Records from a collection of figures
— start —

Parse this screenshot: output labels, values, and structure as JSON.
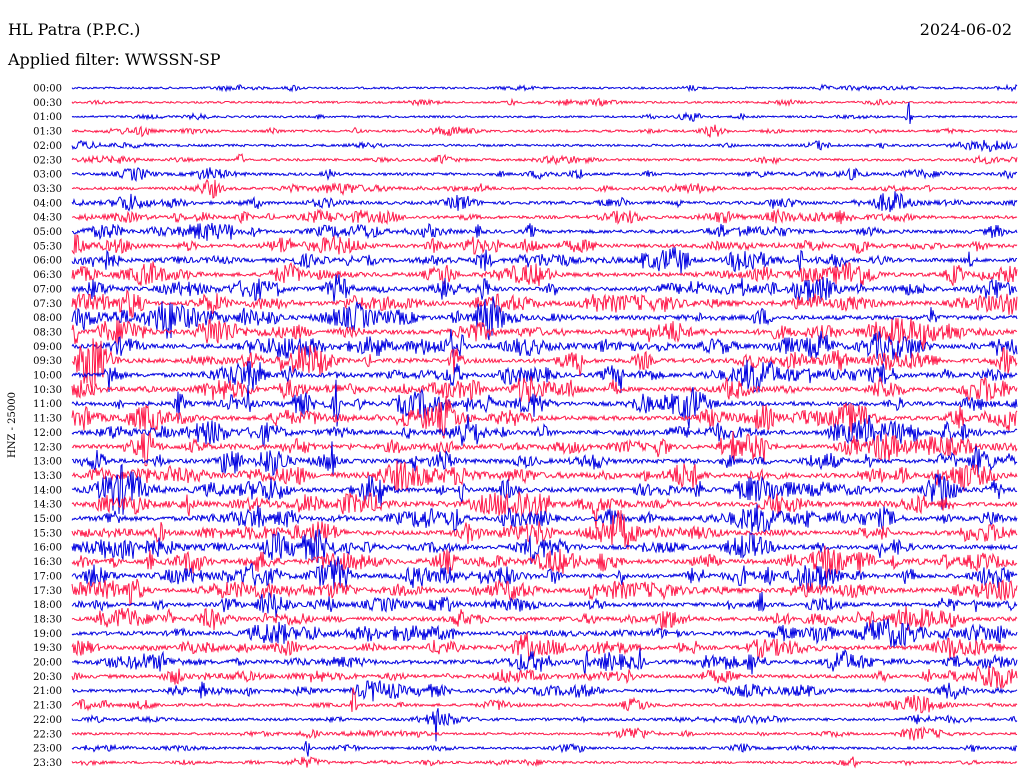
{
  "header": {
    "station": "HL Patra (P.P.C.)",
    "date": "2024-06-02",
    "filter": "Applied filter: WWSSN-SP"
  },
  "chart_data": {
    "type": "line",
    "title": "HL Patra (P.P.C.)",
    "subtitle": "Applied filter: WWSSN-SP",
    "ylabel": "HNZ - 25000",
    "xlabel": "",
    "grid": false,
    "trace_colors": [
      "#0000e0",
      "#ff1a4a"
    ],
    "rows": [
      "00:00",
      "00:30",
      "01:00",
      "01:30",
      "02:00",
      "02:30",
      "03:00",
      "03:30",
      "04:00",
      "04:30",
      "05:00",
      "05:30",
      "06:00",
      "06:30",
      "07:00",
      "07:30",
      "08:00",
      "08:30",
      "09:00",
      "09:30",
      "10:00",
      "10:30",
      "11:00",
      "11:30",
      "12:00",
      "12:30",
      "13:00",
      "13:30",
      "14:00",
      "14:30",
      "15:00",
      "15:30",
      "16:00",
      "16:30",
      "17:00",
      "17:30",
      "18:00",
      "18:30",
      "19:00",
      "19:30",
      "20:00",
      "20:30",
      "21:00",
      "21:30",
      "22:00",
      "22:30",
      "23:00",
      "23:30"
    ],
    "activity": [
      1,
      1,
      1,
      2,
      2,
      2,
      3,
      3,
      4,
      4,
      5,
      5,
      6,
      6,
      6,
      7,
      7,
      7,
      7,
      7,
      7,
      7,
      7,
      7,
      7,
      7,
      7,
      7,
      7,
      7,
      7,
      7,
      7,
      7,
      7,
      7,
      6,
      6,
      6,
      6,
      6,
      5,
      4,
      3,
      3,
      2,
      2,
      2
    ]
  }
}
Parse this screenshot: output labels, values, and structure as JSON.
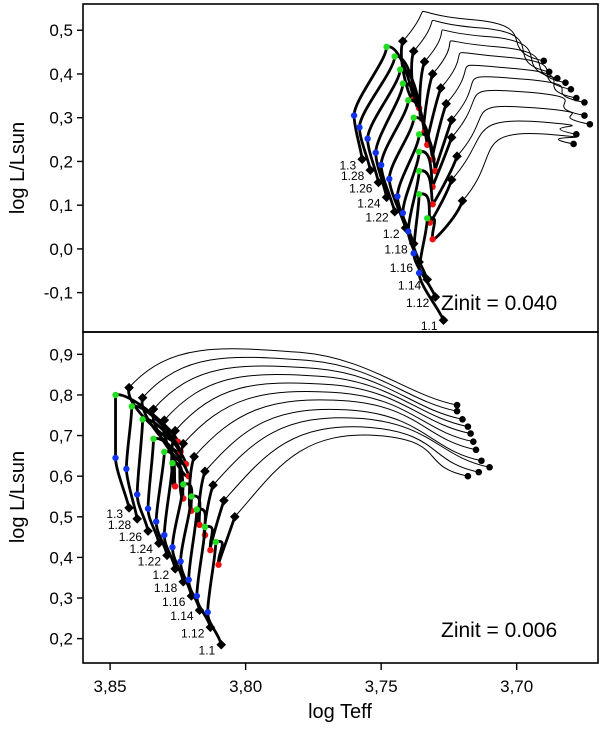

— end —

WHAT IS ASKED: Images do not belong in the copy; reproduce all other parts of the records above verbatim.

RIGHT ANSWER:
Parse this screenshot: output labels, values, and structure as JSON.
{
  "header": {
    "station": "HL Patra (P.P.C.)",
    "date": "2024-06-02",
    "filter": "Applied filter: WWSSN-SP"
  },
  "chart_data": {
    "type": "line",
    "title": "HL Patra (P.P.C.)",
    "subtitle": "Applied filter: WWSSN-SP",
    "ylabel": "HNZ - 25000",
    "xlabel": "",
    "grid": false,
    "trace_colors": [
      "#0000e0",
      "#ff1a4a"
    ],
    "rows": [
      "00:00",
      "00:30",
      "01:00",
      "01:30",
      "02:00",
      "02:30",
      "03:00",
      "03:30",
      "04:00",
      "04:30",
      "05:00",
      "05:30",
      "06:00",
      "06:30",
      "07:00",
      "07:30",
      "08:00",
      "08:30",
      "09:00",
      "09:30",
      "10:00",
      "10:30",
      "11:00",
      "11:30",
      "12:00",
      "12:30",
      "13:00",
      "13:30",
      "14:00",
      "14:30",
      "15:00",
      "15:30",
      "16:00",
      "16:30",
      "17:00",
      "17:30",
      "18:00",
      "18:30",
      "19:00",
      "19:30",
      "20:00",
      "20:30",
      "21:00",
      "21:30",
      "22:00",
      "22:30",
      "23:00",
      "23:30"
    ],
    "activity": [
      1,
      1,
      1,
      2,
      2,
      2,
      3,
      3,
      4,
      4,
      5,
      5,
      6,
      6,
      6,
      7,
      7,
      7,
      7,
      7,
      7,
      7,
      7,
      7,
      7,
      7,
      7,
      7,
      7,
      7,
      7,
      7,
      7,
      7,
      7,
      7,
      6,
      6,
      6,
      6,
      6,
      5,
      4,
      3,
      3,
      2,
      2,
      2
    ]
  }
}
Parse this screenshot: output labels, values, and structure as JSON.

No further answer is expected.